Description of the task: Format the listing lines between the line holding "- candlestick: [50, 122, 52, 141]" and the line holding "- candlestick: [244, 99, 246, 119]", inclusive, as a Markdown table with the columns Row and Line, leaving out any blank lines.

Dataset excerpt
● ● ●
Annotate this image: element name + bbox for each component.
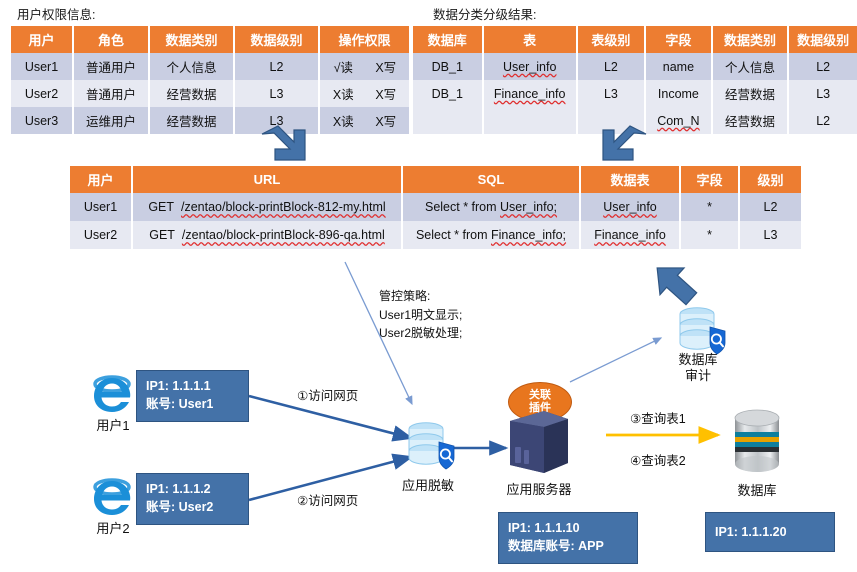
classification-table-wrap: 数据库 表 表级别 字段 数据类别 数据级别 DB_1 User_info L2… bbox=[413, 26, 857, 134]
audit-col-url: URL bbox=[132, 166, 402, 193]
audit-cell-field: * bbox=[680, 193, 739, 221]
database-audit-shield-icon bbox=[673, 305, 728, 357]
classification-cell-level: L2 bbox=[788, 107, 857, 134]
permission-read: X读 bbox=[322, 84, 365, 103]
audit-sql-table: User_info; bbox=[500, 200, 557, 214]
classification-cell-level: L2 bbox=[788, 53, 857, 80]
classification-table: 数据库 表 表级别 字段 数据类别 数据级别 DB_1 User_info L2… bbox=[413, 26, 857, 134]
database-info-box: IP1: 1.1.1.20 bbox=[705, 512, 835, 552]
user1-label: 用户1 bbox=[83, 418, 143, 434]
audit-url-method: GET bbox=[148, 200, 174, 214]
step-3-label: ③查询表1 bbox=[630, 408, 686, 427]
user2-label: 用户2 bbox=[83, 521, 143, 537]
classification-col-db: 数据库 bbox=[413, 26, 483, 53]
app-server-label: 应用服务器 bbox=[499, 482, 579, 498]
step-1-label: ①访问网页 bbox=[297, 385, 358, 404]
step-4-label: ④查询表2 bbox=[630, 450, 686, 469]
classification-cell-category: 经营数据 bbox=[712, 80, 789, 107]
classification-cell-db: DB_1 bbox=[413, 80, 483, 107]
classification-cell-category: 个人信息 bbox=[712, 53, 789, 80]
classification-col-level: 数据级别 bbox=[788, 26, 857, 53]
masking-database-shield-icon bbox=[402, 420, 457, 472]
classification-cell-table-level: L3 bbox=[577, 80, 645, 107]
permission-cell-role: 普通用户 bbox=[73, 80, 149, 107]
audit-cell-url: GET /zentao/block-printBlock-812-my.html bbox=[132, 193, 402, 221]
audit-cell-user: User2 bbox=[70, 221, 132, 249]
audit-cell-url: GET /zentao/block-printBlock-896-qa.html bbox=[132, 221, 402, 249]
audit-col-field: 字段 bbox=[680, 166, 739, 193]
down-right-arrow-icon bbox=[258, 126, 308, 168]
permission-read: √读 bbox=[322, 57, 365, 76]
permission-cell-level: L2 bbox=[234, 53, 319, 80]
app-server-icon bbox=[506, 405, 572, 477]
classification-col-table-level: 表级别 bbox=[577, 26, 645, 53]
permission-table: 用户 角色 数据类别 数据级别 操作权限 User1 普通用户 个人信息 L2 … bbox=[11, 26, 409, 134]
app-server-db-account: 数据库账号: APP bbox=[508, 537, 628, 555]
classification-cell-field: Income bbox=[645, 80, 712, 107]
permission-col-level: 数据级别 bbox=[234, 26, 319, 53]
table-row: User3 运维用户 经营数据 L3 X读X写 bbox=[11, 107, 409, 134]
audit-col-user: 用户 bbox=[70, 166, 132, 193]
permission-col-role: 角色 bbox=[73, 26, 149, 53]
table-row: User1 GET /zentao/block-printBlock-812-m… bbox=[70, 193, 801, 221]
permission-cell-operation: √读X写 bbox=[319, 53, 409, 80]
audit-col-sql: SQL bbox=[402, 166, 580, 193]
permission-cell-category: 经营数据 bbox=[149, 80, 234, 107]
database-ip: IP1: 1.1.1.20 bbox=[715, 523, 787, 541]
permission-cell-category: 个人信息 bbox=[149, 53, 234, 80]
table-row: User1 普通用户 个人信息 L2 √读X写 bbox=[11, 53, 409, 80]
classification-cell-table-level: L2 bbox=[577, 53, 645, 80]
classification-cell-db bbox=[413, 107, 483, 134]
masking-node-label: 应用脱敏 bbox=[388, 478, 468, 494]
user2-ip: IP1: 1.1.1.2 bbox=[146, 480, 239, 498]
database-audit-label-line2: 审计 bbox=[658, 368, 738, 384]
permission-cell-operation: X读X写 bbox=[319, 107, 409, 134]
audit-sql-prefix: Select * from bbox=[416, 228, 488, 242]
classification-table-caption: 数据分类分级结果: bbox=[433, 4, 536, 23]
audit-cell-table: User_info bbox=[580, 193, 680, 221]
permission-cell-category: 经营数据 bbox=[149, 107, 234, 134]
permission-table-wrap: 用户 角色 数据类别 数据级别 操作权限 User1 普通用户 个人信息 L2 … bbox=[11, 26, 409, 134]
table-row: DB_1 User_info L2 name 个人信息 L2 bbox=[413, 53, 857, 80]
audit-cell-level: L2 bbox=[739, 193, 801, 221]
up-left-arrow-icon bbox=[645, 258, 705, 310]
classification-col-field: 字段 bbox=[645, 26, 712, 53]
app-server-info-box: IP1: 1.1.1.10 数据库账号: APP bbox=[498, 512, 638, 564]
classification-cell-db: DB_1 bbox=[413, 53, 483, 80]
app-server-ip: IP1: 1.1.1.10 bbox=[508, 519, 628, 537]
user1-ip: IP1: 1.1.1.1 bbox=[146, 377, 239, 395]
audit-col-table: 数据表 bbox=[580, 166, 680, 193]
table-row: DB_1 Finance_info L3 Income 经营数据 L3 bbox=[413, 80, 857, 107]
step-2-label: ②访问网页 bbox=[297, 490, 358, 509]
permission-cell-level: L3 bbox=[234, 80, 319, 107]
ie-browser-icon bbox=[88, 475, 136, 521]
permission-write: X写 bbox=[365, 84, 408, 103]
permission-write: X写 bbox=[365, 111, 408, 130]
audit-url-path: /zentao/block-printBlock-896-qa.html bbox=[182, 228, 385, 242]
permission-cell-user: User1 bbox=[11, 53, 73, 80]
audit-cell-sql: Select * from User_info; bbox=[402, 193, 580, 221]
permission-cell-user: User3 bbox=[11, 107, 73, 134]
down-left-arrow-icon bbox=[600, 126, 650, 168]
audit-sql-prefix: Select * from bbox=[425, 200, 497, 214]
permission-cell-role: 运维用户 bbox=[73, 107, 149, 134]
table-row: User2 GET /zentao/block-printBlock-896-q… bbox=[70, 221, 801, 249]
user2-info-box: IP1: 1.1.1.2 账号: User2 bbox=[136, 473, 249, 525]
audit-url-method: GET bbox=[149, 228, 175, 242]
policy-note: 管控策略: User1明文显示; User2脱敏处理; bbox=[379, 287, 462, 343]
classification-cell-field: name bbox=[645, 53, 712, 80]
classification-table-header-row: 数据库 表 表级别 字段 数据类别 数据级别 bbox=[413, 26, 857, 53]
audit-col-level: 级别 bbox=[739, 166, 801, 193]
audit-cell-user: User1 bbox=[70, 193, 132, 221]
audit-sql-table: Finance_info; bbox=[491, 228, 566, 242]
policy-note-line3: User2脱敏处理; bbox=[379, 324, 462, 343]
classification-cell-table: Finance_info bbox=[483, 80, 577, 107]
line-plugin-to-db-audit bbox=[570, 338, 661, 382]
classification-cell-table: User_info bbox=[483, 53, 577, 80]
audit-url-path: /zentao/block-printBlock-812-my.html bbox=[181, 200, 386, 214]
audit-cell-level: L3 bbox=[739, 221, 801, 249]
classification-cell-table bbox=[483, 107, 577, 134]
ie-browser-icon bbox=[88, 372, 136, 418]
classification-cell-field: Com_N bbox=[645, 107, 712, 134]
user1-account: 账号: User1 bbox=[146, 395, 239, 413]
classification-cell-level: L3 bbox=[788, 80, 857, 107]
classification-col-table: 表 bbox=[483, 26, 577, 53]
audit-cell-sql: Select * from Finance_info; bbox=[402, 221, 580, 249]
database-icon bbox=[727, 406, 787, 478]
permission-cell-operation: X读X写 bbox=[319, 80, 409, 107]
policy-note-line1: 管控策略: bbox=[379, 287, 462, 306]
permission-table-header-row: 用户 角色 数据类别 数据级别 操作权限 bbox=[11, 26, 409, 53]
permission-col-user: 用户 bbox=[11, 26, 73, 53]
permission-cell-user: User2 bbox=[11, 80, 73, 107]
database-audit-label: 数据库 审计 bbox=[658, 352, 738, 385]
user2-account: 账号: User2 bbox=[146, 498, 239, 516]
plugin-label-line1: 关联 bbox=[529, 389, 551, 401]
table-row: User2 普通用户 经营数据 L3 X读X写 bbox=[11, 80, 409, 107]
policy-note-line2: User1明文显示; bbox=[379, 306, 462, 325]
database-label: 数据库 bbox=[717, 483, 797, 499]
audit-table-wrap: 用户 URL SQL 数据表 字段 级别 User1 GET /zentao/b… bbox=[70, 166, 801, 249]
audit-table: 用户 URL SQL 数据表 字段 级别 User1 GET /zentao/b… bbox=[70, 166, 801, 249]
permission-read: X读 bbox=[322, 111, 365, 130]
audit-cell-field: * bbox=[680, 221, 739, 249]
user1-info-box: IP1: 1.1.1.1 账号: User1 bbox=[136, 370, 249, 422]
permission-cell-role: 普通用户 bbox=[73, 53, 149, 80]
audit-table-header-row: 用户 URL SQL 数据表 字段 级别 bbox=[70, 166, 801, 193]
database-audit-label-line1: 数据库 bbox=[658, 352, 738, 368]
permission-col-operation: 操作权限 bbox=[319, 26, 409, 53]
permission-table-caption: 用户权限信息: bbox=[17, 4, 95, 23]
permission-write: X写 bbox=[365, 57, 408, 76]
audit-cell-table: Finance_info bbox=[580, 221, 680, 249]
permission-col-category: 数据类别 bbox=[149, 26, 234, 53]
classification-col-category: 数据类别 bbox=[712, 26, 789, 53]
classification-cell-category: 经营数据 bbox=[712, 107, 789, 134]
● ● ●
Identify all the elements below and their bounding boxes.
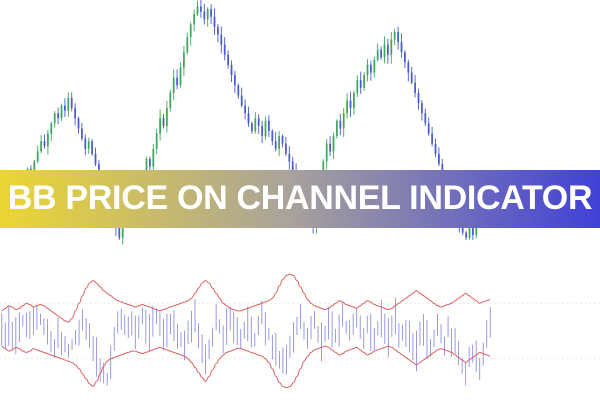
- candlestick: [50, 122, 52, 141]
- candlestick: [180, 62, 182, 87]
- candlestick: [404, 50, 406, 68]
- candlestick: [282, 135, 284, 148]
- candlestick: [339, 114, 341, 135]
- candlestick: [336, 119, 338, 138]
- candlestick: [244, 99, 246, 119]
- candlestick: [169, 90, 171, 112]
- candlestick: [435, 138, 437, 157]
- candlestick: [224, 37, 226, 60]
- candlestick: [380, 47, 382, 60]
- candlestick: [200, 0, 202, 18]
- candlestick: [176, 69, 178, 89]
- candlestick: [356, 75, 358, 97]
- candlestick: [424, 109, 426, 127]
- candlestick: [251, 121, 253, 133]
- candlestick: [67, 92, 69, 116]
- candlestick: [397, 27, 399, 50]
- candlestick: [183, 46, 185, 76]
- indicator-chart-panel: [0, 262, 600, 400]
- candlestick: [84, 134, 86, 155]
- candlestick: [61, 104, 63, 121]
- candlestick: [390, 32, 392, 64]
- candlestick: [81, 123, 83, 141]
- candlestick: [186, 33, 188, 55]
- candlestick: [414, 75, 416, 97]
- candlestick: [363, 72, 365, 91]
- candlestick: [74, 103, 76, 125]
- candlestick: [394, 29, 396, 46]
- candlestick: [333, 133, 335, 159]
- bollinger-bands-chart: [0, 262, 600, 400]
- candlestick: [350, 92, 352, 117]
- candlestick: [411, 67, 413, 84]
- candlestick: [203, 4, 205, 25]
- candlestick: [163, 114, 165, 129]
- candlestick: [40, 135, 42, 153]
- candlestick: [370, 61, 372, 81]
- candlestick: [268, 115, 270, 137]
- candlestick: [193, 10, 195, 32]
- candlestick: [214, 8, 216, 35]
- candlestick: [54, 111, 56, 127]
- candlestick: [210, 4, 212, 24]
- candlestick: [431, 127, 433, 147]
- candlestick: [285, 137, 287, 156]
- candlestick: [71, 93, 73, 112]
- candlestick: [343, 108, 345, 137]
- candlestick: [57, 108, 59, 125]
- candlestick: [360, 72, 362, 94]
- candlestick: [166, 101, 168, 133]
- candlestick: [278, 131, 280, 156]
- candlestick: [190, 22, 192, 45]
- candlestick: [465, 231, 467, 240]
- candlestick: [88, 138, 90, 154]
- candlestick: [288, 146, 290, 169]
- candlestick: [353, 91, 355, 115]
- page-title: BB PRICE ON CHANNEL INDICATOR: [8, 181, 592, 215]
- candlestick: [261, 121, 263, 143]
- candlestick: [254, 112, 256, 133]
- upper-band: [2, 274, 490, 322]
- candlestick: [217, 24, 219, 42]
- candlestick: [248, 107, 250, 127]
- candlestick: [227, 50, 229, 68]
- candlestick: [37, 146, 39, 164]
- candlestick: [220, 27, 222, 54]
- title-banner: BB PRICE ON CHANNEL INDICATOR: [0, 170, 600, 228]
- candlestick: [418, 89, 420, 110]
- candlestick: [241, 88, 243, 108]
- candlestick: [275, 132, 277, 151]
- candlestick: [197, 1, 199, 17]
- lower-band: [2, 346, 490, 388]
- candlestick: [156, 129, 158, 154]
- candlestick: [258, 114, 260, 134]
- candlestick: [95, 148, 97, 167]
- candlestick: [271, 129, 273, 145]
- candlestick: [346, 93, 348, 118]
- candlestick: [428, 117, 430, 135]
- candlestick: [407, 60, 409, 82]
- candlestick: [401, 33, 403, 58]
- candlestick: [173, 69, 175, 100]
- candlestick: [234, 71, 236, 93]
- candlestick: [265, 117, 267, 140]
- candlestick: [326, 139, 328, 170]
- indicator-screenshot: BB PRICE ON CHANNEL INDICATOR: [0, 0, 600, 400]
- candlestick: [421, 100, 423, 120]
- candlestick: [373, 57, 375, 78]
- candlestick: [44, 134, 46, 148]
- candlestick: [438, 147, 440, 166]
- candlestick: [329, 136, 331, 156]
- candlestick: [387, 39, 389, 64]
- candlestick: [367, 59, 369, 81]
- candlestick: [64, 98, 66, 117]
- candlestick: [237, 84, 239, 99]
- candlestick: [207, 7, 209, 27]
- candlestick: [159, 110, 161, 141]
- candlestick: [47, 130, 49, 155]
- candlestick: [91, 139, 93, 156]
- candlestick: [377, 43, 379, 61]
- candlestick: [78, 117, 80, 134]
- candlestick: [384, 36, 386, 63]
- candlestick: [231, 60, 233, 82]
● ● ●
Completed exercise:
| Row | Line |
|---|---|
| 1 | - candlestick: [50, 122, 52, 141] |
| 2 | - candlestick: [180, 62, 182, 87] |
| 3 | - candlestick: [404, 50, 406, 68] |
| 4 | - candlestick: [282, 135, 284, 148] |
| 5 | - candlestick: [339, 114, 341, 135] |
| 6 | - candlestick: [336, 119, 338, 138] |
| 7 | - candlestick: [244, 99, 246, 119] |